┌────────
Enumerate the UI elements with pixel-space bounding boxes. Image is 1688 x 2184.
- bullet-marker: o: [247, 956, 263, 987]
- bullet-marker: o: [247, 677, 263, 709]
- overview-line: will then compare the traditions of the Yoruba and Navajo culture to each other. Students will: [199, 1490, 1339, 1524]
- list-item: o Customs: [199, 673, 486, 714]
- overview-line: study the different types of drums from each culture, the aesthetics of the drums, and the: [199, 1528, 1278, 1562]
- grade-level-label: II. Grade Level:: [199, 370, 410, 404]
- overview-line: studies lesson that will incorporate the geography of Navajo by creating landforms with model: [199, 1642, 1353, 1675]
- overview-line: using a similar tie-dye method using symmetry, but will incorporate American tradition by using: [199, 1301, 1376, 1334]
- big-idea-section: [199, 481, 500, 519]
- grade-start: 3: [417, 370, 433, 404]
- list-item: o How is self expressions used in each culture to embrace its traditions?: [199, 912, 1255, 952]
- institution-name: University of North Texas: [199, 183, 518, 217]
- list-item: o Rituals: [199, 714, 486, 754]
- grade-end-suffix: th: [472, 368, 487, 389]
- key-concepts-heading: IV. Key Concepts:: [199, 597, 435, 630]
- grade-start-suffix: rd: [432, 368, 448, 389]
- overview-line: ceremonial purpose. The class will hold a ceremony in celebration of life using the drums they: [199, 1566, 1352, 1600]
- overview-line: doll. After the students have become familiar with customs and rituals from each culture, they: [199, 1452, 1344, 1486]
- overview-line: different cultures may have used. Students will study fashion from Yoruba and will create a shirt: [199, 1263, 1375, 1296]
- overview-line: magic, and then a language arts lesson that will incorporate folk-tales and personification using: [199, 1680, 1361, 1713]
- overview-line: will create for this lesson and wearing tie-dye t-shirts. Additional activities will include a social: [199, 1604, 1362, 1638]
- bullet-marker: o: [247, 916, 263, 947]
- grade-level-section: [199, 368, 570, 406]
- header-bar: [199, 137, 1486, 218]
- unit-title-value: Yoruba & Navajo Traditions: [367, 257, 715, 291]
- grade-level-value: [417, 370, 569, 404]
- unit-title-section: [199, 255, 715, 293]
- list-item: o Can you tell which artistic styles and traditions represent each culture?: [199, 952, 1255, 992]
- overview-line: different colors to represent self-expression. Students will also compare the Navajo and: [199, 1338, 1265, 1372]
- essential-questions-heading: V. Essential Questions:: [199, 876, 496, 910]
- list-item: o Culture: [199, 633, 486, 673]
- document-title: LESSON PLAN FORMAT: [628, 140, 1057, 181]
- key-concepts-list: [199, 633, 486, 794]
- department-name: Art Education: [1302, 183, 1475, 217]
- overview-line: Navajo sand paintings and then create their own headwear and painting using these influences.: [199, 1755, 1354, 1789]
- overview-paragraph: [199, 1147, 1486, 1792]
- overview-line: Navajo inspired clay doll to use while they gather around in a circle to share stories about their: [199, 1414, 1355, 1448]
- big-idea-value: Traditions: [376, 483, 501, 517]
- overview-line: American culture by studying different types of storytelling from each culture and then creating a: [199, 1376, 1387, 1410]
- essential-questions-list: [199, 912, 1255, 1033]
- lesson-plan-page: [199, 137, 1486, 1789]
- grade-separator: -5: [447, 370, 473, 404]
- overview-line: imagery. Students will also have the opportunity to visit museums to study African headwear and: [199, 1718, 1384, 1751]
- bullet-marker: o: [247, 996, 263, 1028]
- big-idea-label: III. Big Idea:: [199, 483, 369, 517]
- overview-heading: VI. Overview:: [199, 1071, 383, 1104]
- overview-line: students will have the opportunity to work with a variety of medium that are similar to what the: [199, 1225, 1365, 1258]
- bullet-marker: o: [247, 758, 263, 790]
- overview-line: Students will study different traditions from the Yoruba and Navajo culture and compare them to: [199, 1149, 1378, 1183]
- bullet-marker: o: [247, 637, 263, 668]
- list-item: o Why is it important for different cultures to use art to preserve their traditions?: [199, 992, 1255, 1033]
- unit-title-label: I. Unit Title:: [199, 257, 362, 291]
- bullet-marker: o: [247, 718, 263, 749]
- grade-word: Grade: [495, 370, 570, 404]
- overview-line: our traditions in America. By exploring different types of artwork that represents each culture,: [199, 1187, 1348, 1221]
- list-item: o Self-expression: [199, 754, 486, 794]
└────────
→ Short task
Rewrite all of the data above, substituting "Diné" for each instance of "Navajo" and leaving everything else unchanged.

→ Exercise answer
Enumerate the UI elements with pixel-space bounding boxes. Image is 1688 x 2184.
- bullet-marker: o: [247, 956, 263, 987]
- bullet-marker: o: [247, 677, 263, 709]
- overview-line: will then compare the traditions of the Yoruba and Diné culture to each other. Students will: [199, 1490, 1339, 1524]
- list-item: o Customs: [199, 673, 486, 714]
- overview-line: study the different types of drums from each culture, the aesthetics of the drums, and the: [199, 1528, 1278, 1562]
- grade-level-label: II. Grade Level:: [199, 370, 410, 404]
- overview-line: studies lesson that will incorporate the geography of Diné by creating landforms with model: [199, 1642, 1353, 1675]
- overview-line: using a similar tie-dye method using symmetry, but will incorporate American tradition by using: [199, 1301, 1376, 1334]
- big-idea-section: [199, 481, 500, 519]
- grade-start: 3: [417, 370, 433, 404]
- list-item: o How is self expressions used in each culture to embrace its traditions?: [199, 912, 1255, 952]
- institution-name: University of North Texas: [199, 183, 518, 217]
- list-item: o Rituals: [199, 714, 486, 754]
- grade-end-suffix: th: [472, 368, 487, 389]
- key-concepts-heading: IV. Key Concepts:: [199, 597, 435, 630]
- grade-start-suffix: rd: [432, 368, 448, 389]
- overview-line: ceremonial purpose. The class will hold a ceremony in celebration of life using the drums they: [199, 1566, 1352, 1600]
- overview-line: doll. After the students have become familiar with customs and rituals from each culture, they: [199, 1452, 1344, 1486]
- overview-line: different cultures may have used. Students will study fashion from Yoruba and will create a shirt: [199, 1263, 1375, 1296]
- overview-line: magic, and then a language arts lesson that will incorporate folk-tales and personification using: [199, 1680, 1361, 1713]
- overview-line: will create for this lesson and wearing tie-dye t-shirts. Additional activities will include a social: [199, 1604, 1362, 1638]
- bullet-marker: o: [247, 916, 263, 947]
- grade-level-section: [199, 368, 570, 406]
- header-bar: [199, 137, 1486, 218]
- unit-title-value: Yoruba & Diné Traditions: [367, 257, 715, 291]
- grade-level-value: [417, 370, 569, 404]
- unit-title-section: [199, 255, 715, 293]
- list-item: o Can you tell which artistic styles and traditions represent each culture?: [199, 952, 1255, 992]
- overview-line: different colors to represent self-expression. Students will also compare the Diné and: [199, 1338, 1265, 1372]
- essential-questions-heading: V. Essential Questions:: [199, 876, 496, 910]
- list-item: o Culture: [199, 633, 486, 673]
- document-title: LESSON PLAN FORMAT: [628, 140, 1057, 181]
- key-concepts-list: [199, 633, 486, 794]
- department-name: Art Education: [1302, 183, 1475, 217]
- overview-line: Diné sand paintings and then create their own headwear and painting using these influences.: [199, 1755, 1354, 1789]
- overview-paragraph: [199, 1147, 1486, 1792]
- overview-line: Diné inspired clay doll to use while they gather around in a circle to share stories about their: [199, 1414, 1355, 1448]
- big-idea-value: Traditions: [376, 483, 501, 517]
- overview-line: American culture by studying different types of storytelling from each culture and then creating a: [199, 1376, 1387, 1410]
- essential-questions-list: [199, 912, 1255, 1033]
- lesson-plan-page: [199, 137, 1486, 1789]
- grade-separator: -5: [447, 370, 473, 404]
- overview-line: imagery. Students will also have the opportunity to visit museums to study African headwear and: [199, 1718, 1384, 1751]
- bullet-marker: o: [247, 996, 263, 1028]
- big-idea-label: III. Big Idea:: [199, 483, 369, 517]
- overview-heading: VI. Overview:: [199, 1071, 383, 1104]
- overview-line: students will have the opportunity to work with a variety of medium that are similar to what the: [199, 1225, 1365, 1258]
- bullet-marker: o: [247, 758, 263, 790]
- overview-line: Students will study different traditions from the Yoruba and Diné culture and compare them to: [199, 1149, 1378, 1183]
- bullet-marker: o: [247, 637, 263, 668]
- list-item: o Why is it important for different cultures to use art to preserve their traditions?: [199, 992, 1255, 1033]
- unit-title-label: I. Unit Title:: [199, 257, 362, 291]
- bullet-marker: o: [247, 718, 263, 749]
- grade-word: Grade: [495, 370, 570, 404]
- overview-line: our traditions in America. By exploring different types of artwork that represents each culture,: [199, 1187, 1348, 1221]
- list-item: o Self-expression: [199, 754, 486, 794]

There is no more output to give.